[WHAT THE TASK REQUIRES] Report every line in the listing below where the string "this" shows up.

[SUPPLIED ENTRIES]
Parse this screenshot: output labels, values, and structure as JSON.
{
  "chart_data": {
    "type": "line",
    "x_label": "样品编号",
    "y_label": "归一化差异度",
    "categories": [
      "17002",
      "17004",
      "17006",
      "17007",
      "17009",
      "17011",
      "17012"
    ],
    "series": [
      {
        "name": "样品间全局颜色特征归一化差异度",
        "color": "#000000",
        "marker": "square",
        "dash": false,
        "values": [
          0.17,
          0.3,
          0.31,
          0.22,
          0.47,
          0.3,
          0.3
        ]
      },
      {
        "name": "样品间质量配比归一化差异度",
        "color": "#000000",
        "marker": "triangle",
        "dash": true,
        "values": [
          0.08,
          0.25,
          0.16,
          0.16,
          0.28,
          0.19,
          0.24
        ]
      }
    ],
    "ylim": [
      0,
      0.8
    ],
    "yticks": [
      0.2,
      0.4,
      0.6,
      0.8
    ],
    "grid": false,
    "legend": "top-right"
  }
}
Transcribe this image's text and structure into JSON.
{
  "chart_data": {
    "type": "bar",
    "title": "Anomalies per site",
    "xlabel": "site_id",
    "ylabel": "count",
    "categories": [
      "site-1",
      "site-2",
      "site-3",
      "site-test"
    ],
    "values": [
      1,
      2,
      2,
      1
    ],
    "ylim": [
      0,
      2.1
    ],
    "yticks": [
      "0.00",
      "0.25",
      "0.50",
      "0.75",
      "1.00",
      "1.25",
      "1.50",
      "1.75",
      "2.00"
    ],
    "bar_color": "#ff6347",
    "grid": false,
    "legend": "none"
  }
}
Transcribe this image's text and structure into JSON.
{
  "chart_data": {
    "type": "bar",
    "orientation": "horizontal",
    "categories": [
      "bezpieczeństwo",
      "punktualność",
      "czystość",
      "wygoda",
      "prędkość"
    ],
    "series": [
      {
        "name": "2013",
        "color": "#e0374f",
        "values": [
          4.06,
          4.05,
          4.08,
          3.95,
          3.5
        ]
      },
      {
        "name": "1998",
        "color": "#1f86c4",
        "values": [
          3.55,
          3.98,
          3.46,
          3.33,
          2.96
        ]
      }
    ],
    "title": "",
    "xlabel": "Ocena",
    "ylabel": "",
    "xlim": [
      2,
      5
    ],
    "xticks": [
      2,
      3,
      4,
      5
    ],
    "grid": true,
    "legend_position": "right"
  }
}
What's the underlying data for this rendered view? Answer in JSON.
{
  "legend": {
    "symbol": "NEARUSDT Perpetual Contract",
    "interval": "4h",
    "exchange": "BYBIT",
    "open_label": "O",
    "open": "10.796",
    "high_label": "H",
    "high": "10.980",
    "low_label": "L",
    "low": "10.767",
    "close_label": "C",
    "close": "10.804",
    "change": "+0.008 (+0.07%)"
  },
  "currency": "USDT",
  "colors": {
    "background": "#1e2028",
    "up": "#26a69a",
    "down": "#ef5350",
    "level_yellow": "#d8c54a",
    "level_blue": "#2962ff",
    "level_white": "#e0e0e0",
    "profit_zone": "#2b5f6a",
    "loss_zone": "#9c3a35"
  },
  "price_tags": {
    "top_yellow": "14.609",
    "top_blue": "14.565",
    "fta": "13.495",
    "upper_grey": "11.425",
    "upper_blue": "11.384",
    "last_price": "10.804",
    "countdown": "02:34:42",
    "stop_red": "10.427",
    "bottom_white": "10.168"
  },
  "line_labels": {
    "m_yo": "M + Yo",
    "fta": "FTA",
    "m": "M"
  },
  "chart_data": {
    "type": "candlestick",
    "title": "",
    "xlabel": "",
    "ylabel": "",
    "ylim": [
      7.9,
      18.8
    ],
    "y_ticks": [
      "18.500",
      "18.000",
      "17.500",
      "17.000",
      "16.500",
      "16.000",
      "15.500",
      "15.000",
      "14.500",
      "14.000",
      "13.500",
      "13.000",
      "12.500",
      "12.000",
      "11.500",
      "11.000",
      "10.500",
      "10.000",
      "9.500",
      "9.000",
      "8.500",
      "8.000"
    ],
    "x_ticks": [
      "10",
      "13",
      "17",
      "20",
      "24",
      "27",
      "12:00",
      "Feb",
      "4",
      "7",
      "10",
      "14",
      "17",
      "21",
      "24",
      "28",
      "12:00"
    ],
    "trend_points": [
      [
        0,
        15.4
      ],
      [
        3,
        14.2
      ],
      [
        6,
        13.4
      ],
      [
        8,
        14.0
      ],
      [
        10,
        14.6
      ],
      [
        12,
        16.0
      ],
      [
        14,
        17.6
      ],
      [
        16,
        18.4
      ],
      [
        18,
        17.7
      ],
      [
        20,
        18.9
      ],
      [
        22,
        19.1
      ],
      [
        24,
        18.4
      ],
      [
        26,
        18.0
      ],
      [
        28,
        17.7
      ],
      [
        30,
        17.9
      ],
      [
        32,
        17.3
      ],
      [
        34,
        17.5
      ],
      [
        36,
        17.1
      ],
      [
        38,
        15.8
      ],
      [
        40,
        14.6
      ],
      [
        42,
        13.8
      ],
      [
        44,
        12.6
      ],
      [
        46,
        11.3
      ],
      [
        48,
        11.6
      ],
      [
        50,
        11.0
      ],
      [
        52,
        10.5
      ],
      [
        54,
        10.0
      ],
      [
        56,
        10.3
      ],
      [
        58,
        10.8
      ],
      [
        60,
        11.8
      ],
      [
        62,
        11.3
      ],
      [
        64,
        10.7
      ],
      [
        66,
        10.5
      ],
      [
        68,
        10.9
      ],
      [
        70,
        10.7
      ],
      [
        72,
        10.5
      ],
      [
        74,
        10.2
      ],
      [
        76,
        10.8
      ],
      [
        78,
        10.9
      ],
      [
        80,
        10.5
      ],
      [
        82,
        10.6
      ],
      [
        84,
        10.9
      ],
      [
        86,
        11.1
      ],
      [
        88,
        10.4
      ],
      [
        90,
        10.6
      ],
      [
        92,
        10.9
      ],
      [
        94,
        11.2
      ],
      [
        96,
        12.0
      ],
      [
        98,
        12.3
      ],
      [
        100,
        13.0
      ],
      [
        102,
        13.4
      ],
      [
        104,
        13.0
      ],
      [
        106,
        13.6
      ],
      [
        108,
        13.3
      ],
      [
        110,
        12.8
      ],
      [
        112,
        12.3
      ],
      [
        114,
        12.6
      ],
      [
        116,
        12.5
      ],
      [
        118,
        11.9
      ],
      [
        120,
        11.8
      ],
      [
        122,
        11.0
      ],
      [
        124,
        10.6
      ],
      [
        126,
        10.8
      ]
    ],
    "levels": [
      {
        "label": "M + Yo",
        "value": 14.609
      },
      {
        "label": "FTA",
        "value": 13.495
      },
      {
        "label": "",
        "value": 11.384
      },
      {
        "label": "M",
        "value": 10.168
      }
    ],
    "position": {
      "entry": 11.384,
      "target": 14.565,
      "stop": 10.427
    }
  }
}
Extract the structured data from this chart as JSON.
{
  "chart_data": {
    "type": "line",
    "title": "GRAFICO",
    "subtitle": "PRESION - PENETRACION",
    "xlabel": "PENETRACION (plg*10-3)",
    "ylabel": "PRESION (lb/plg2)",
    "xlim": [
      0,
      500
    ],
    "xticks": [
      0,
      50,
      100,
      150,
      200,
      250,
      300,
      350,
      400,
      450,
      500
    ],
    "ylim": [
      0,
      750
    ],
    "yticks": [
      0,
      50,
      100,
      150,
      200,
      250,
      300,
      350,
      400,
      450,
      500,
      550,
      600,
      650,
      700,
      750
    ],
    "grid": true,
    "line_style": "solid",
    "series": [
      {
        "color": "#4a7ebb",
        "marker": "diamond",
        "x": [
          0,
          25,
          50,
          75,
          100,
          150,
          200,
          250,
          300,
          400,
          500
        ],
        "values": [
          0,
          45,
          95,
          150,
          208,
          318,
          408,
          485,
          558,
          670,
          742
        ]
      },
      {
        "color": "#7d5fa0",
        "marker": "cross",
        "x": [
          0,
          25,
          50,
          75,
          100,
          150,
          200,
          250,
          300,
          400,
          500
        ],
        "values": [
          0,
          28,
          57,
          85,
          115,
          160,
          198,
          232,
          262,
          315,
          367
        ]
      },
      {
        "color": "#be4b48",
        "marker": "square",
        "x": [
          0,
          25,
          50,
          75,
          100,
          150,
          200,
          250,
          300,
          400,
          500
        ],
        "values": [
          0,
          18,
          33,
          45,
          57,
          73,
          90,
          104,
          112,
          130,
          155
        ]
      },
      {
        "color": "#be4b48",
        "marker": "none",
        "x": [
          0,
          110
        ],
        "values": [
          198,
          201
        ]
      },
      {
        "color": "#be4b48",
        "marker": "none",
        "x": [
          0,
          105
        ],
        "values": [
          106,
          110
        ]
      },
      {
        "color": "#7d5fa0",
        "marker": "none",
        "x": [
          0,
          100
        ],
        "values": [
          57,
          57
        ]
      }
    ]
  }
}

[RIGHT ANSWER]
Parse this screenshot: output labels, values, and structure as JSON.
Transcribe this image's text and structure into JSON.
Transcribe this image's text and structure into JSON.
What's the underlying data for this rendered view? Answer in JSON.
Extract the structured data from this chart as JSON.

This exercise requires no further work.